=== Given records ===

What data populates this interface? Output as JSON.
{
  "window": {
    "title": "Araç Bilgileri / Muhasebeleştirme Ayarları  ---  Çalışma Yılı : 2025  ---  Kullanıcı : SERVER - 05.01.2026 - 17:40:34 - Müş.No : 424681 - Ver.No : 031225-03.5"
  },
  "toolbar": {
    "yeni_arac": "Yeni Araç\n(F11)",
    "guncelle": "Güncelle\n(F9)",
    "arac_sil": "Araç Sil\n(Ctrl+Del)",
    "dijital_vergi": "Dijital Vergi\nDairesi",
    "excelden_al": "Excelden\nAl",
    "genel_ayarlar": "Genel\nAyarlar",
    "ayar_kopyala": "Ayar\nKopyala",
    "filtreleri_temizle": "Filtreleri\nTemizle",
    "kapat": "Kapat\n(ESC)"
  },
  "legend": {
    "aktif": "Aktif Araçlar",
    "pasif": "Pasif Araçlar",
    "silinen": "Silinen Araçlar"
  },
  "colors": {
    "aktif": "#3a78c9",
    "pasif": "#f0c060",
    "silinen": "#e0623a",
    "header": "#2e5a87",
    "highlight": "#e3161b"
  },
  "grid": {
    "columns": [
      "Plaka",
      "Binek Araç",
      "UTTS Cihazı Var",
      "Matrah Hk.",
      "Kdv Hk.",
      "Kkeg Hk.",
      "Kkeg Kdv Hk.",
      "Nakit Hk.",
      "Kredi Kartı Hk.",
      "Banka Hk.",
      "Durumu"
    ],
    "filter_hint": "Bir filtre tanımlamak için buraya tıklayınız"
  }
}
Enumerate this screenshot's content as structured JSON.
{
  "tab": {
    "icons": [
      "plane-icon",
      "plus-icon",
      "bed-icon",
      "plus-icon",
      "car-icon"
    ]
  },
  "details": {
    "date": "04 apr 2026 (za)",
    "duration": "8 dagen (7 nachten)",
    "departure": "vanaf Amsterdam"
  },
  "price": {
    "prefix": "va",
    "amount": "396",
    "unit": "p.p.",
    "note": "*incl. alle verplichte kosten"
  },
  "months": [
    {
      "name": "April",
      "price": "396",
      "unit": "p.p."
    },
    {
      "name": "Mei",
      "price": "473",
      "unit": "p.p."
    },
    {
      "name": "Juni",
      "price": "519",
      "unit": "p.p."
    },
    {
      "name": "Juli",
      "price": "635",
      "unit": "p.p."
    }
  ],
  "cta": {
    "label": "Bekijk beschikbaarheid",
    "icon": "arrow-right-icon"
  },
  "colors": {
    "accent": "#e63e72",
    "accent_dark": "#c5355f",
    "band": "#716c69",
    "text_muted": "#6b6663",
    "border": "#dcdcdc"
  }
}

===

→ Directive
From the entries above, copy each line holding "Araçlar".

→ Finished answer
    "aktif": "Aktif Araçlar",
    "pasif": "Pasif Araçlar",
    "silinen": "Silinen Araçlar"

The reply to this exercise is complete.